== WRITTEN INSTRUCTION ==
The records below must be written out exactly, with every picture left behind.

________________________

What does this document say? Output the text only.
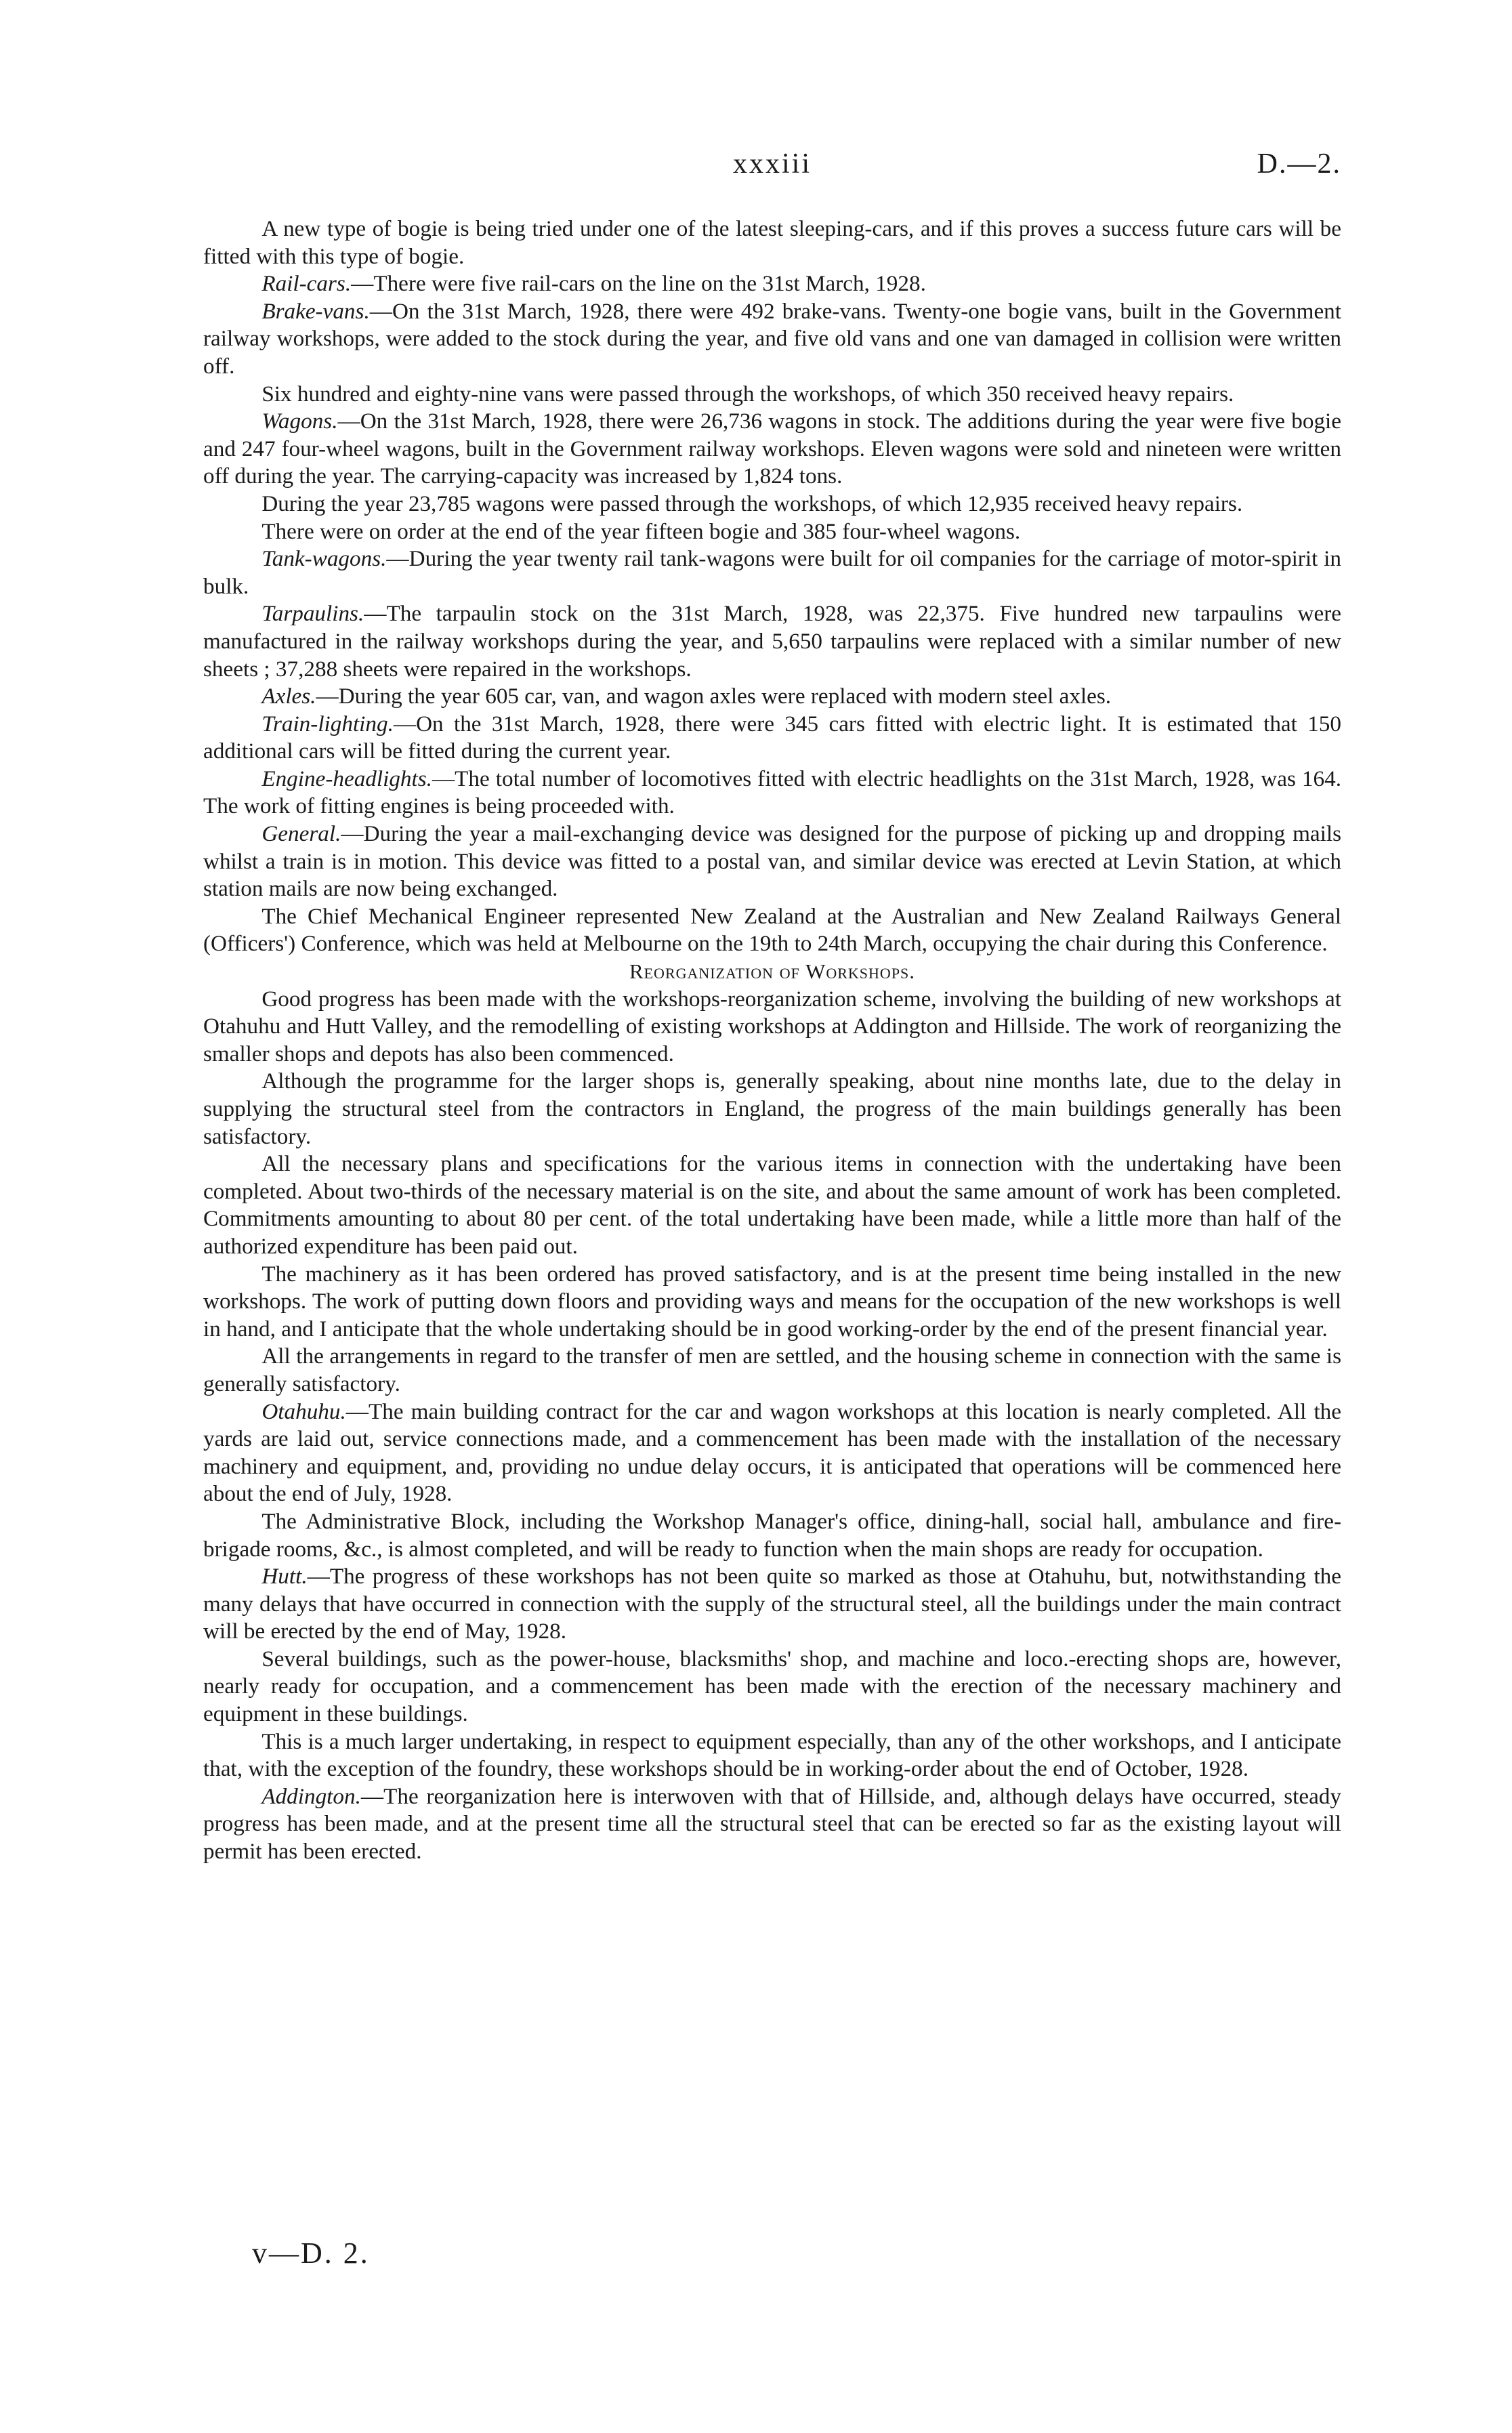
xxxiii	D.—2.

A new type of bogie is being tried under one of the latest sleeping-cars, and if this proves a success future cars will be fitted with this type of bogie.

Rail-cars.—There were five rail-cars on the line on the 31st March, 1928.

Brake-vans.—On the 31st March, 1928, there were 492 brake-vans. Twenty-one bogie vans, built in the Government railway workshops, were added to the stock during the year, and five old vans and one van damaged in collision were written off.

Six hundred and eighty-nine vans were passed through the workshops, of which 350 received heavy repairs.

Wagons.—On the 31st March, 1928, there were 26,736 wagons in stock. The additions during the year were five bogie and 247 four-wheel wagons, built in the Government railway workshops. Eleven wagons were sold and nineteen were written off during the year. The carrying-capacity was increased by 1,824 tons.

During the year 23,785 wagons were passed through the workshops, of which 12,935 received heavy repairs.

There were on order at the end of the year fifteen bogie and 385 four-wheel wagons.

Tank-wagons.—During the year twenty rail tank-wagons were built for oil companies for the carriage of motor-spirit in bulk.

Tarpaulins.—The tarpaulin stock on the 31st March, 1928, was 22,375. Five hundred new tarpaulins were manufactured in the railway workshops during the year, and 5,650 tarpaulins were replaced with a similar number of new sheets ; 37,288 sheets were repaired in the workshops.

Axles.—During the year 605 car, van, and wagon axles were replaced with modern steel axles.

Train-lighting.—On the 31st March, 1928, there were 345 cars fitted with electric light. It is estimated that 150 additional cars will be fitted during the current year.

Engine-headlights.—The total number of locomotives fitted with electric headlights on the 31st March, 1928, was 164. The work of fitting engines is being proceeded with.

General.—During the year a mail-exchanging device was designed for the purpose of picking up and dropping mails whilst a train is in motion. This device was fitted to a postal van, and similar device was erected at Levin Station, at which station mails are now being exchanged.

The Chief Mechanical Engineer represented New Zealand at the Australian and New Zealand Railways General (Officers') Conference, which was held at Melbourne on the 19th to 24th March, occupying the chair during this Conference.

Reorganization of Workshops.

Good progress has been made with the workshops-reorganization scheme, involving the building of new workshops at Otahuhu and Hutt Valley, and the remodelling of existing workshops at Addington and Hillside. The work of reorganizing the smaller shops and depots has also been commenced.

Although the programme for the larger shops is, generally speaking, about nine months late, due to the delay in supplying the structural steel from the contractors in England, the progress of the main buildings generally has been satisfactory.

All the necessary plans and specifications for the various items in connection with the undertaking have been completed. About two-thirds of the necessary material is on the site, and about the same amount of work has been completed. Commitments amounting to about 80 per cent. of the total undertaking have been made, while a little more than half of the authorized expenditure has been paid out.

The machinery as it has been ordered has proved satisfactory, and is at the present time being installed in the new workshops. The work of putting down floors and providing ways and means for the occupation of the new workshops is well in hand, and I anticipate that the whole undertaking should be in good working-order by the end of the present financial year.

All the arrangements in regard to the transfer of men are settled, and the housing scheme in connection with the same is generally satisfactory.

Otahuhu.—The main building contract for the car and wagon workshops at this location is nearly completed. All the yards are laid out, service connections made, and a commencement has been made with the installation of the necessary machinery and equipment, and, providing no undue delay occurs, it is anticipated that operations will be commenced here about the end of July, 1928.

The Administrative Block, including the Workshop Manager's office, dining-hall, social hall, ambulance and fire-brigade rooms, &c., is almost completed, and will be ready to function when the main shops are ready for occupation.

Hutt.—The progress of these workshops has not been quite so marked as those at Otahuhu, but, notwithstanding the many delays that have occurred in connection with the supply of the structural steel, all the buildings under the main contract will be erected by the end of May, 1928.

Several buildings, such as the power-house, blacksmiths' shop, and machine and loco.-erecting shops are, however, nearly ready for occupation, and a commencement has been made with the erection of the necessary machinery and equipment in these buildings.

This is a much larger undertaking, in respect to equipment especially, than any of the other workshops, and I anticipate that, with the exception of the foundry, these workshops should be in working-order about the end of October, 1928.

Addington.—The reorganization here is interwoven with that of Hillside, and, although delays have occurred, steady progress has been made, and at the present time all the structural steel that can be erected so far as the existing layout will permit has been erected.

v—D. 2.
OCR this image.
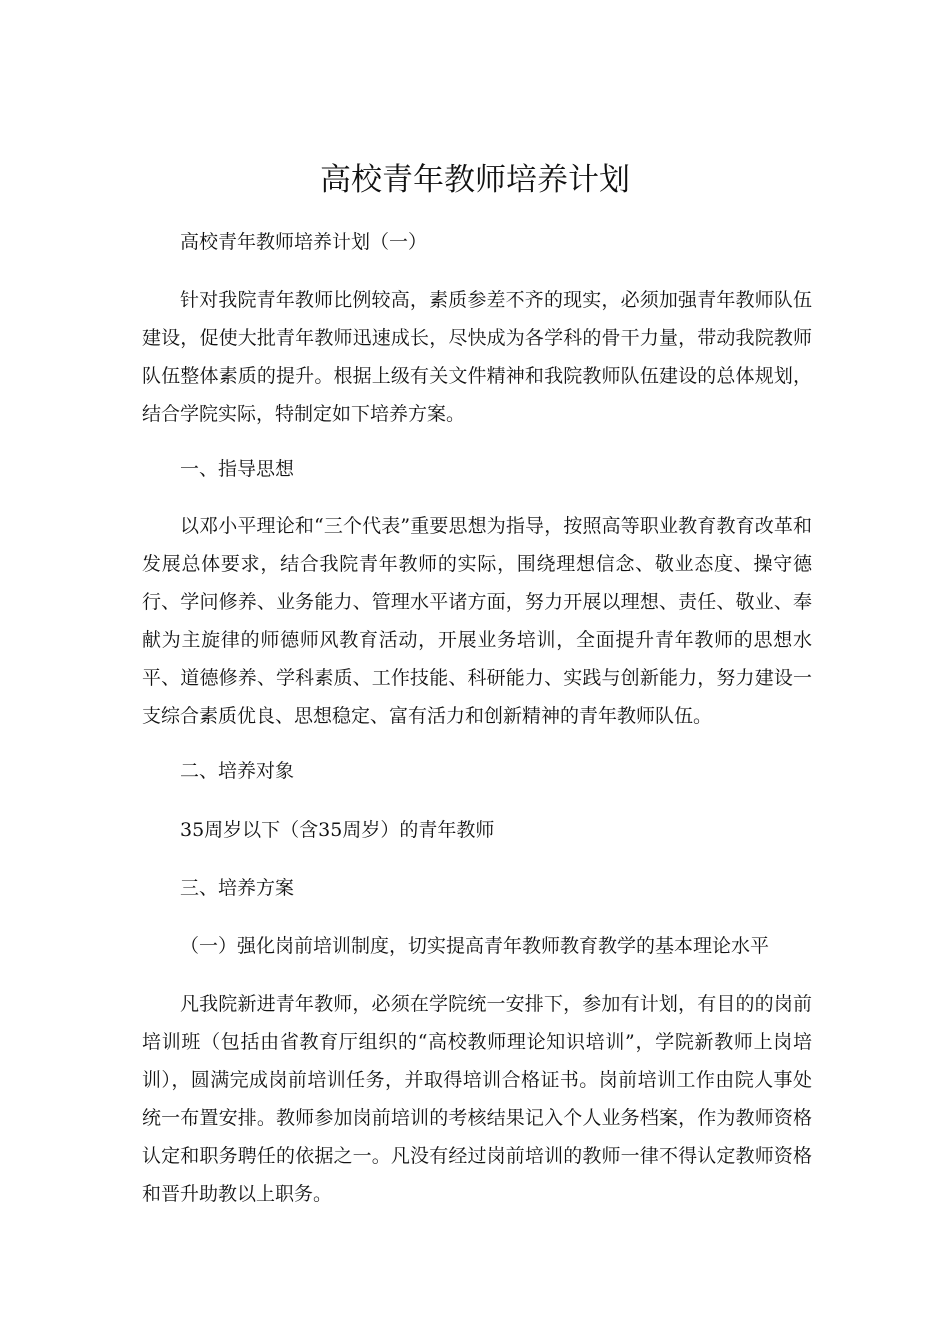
高校青年教师培养计划

高校青年教师培养计划（一）

针对我院青年教师比例较高，素质参差不齐的现实，必须加强青年教师队伍建设，促使大批青年教师迅速成长，尽快成为各学科的骨干力量，带动我院教师队伍整体素质的提升。根据上级有关文件精神和我院教师队伍建设的总体规划，结合学院实际，特制定如下培养方案。

一、指导思想

以邓小平理论和“三个代表”重要思想为指导，按照高等职业教育教育改革和发展总体要求，结合我院青年教师的实际，围绕理想信念、敬业态度、操守德行、学问修养、业务能力、管理水平诸方面，努力开展以理想、责任、敬业、奉献为主旋律的师德师风教育活动，开展业务培训，全面提升青年教师的思想水平、道德修养、学科素质、工作技能、科研能力、实践与创新能力，努力建设一支综合素质优良、思想稳定、富有活力和创新精神的青年教师队伍。

二、培养对象

35周岁以下（含35周岁）的青年教师

三、培养方案

（一）强化岗前培训制度，切实提高青年教师教育教学的基本理论水平

凡我院新进青年教师，必须在学院统一安排下，参加有计划，有目的的岗前培训班（包括由省教育厅组织的“高校教师理论知识培训”，学院新教师上岗培训），圆满完成岗前培训任务，并取得培训合格证书。岗前培训工作由院人事处统一布置安排。教师参加岗前培训的考核结果记入个人业务档案，作为教师资格认定和职务聘任的依据之一。凡没有经过岗前培训的教师一律不得认定教师资格和晋升助教以上职务。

________________________

== THE SOLUTION ==
What does this document say? Output the text only.
xxxiii	D.—2.

A new type of bogie is being tried under one of the latest sleeping-cars, and if this proves a success future cars will be fitted with this type of bogie.

Rail-cars.—There were five rail-cars on the line on the 31st March, 1928.

Brake-vans.—On the 31st March, 1928, there were 492 brake-vans. Twenty-one bogie vans, built in the Government railway workshops, were added to the stock during the year, and five old vans and one van damaged in collision were written off.

Six hundred and eighty-nine vans were passed through the workshops, of which 350 received heavy repairs.

Wagons.—On the 31st March, 1928, there were 26,736 wagons in stock. The additions during the year were five bogie and 247 four-wheel wagons, built in the Government railway workshops. Eleven wagons were sold and nineteen were written off during the year. The carrying-capacity was increased by 1,824 tons.

During the year 23,785 wagons were passed through the workshops, of which 12,935 received heavy repairs.

There were on order at the end of the year fifteen bogie and 385 four-wheel wagons.

Tank-wagons.—During the year twenty rail tank-wagons were built for oil companies for the carriage of motor-spirit in bulk.

Tarpaulins.—The tarpaulin stock on the 31st March, 1928, was 22,375. Five hundred new tarpaulins were manufactured in the railway workshops during the year, and 5,650 tarpaulins were replaced with a similar number of new sheets ; 37,288 sheets were repaired in the workshops.

Axles.—During the year 605 car, van, and wagon axles were replaced with modern steel axles.

Train-lighting.—On the 31st March, 1928, there were 345 cars fitted with electric light. It is estimated that 150 additional cars will be fitted during the current year.

Engine-headlights.—The total number of locomotives fitted with electric headlights on the 31st March, 1928, was 164. The work of fitting engines is being proceeded with.

General.—During the year a mail-exchanging device was designed for the purpose of picking up and dropping mails whilst a train is in motion. This device was fitted to a postal van, and similar device was erected at Levin Station, at which station mails are now being exchanged.

The Chief Mechanical Engineer represented New Zealand at the Australian and New Zealand Railways General (Officers') Conference, which was held at Melbourne on the 19th to 24th March, occupying the chair during this Conference.

Reorganization of Workshops.

Good progress has been made with the workshops-reorganization scheme, involving the building of new workshops at Otahuhu and Hutt Valley, and the remodelling of existing workshops at Addington and Hillside. The work of reorganizing the smaller shops and depots has also been commenced.

Although the programme for the larger shops is, generally speaking, about nine months late, due to the delay in supplying the structural steel from the contractors in England, the progress of the main buildings generally has been satisfactory.

All the necessary plans and specifications for the various items in connection with the undertaking have been completed. About two-thirds of the necessary material is on the site, and about the same amount of work has been completed. Commitments amounting to about 80 per cent. of the total undertaking have been made, while a little more than half of the authorized expenditure has been paid out.

The machinery as it has been ordered has proved satisfactory, and is at the present time being installed in the new workshops. The work of putting down floors and providing ways and means for the occupation of the new workshops is well in hand, and I anticipate that the whole undertaking should be in good working-order by the end of the present financial year.

All the arrangements in regard to the transfer of men are settled, and the housing scheme in connection with the same is generally satisfactory.

Otahuhu.—The main building contract for the car and wagon workshops at this location is nearly completed. All the yards are laid out, service connections made, and a commencement has been made with the installation of the necessary machinery and equipment, and, providing no undue delay occurs, it is anticipated that operations will be commenced here about the end of July, 1928.

The Administrative Block, including the Workshop Manager's office, dining-hall, social hall, ambulance and fire-brigade rooms, &c., is almost completed, and will be ready to function when the main shops are ready for occupation.

Hutt.—The progress of these workshops has not been quite so marked as those at Otahuhu, but, notwithstanding the many delays that have occurred in connection with the supply of the structural steel, all the buildings under the main contract will be erected by the end of May, 1928.

Several buildings, such as the power-house, blacksmiths' shop, and machine and loco.-erecting shops are, however, nearly ready for occupation, and a commencement has been made with the erection of the necessary machinery and equipment in these buildings.

This is a much larger undertaking, in respect to equipment especially, than any of the other workshops, and I anticipate that, with the exception of the foundry, these workshops should be in working-order about the end of October, 1928.

Addington.—The reorganization here is interwoven with that of Hillside, and, although delays have occurred, steady progress has been made, and at the present time all the structural steel that can be erected so far as the existing layout will permit has been erected.

v—D. 2.
OCR this image.
高校青年教师培养计划

高校青年教师培养计划（一）

针对我院青年教师比例较高，素质参差不齐的现实，必须加强青年教师队伍建设，促使大批青年教师迅速成长，尽快成为各学科的骨干力量，带动我院教师队伍整体素质的提升。根据上级有关文件精神和我院教师队伍建设的总体规划，结合学院实际，特制定如下培养方案。

一、指导思想

以邓小平理论和“三个代表”重要思想为指导，按照高等职业教育教育改革和发展总体要求，结合我院青年教师的实际，围绕理想信念、敬业态度、操守德行、学问修养、业务能力、管理水平诸方面，努力开展以理想、责任、敬业、奉献为主旋律的师德师风教育活动，开展业务培训，全面提升青年教师的思想水平、道德修养、学科素质、工作技能、科研能力、实践与创新能力，努力建设一支综合素质优良、思想稳定、富有活力和创新精神的青年教师队伍。

二、培养对象

35周岁以下（含35周岁）的青年教师

三、培养方案

（一）强化岗前培训制度，切实提高青年教师教育教学的基本理论水平

凡我院新进青年教师，必须在学院统一安排下，参加有计划，有目的的岗前培训班（包括由省教育厅组织的“高校教师理论知识培训”，学院新教师上岗培训），圆满完成岗前培训任务，并取得培训合格证书。岗前培训工作由院人事处统一布置安排。教师参加岗前培训的考核结果记入个人业务档案，作为教师资格认定和职务聘任的依据之一。凡没有经过岗前培训的教师一律不得认定教师资格和晋升助教以上职务。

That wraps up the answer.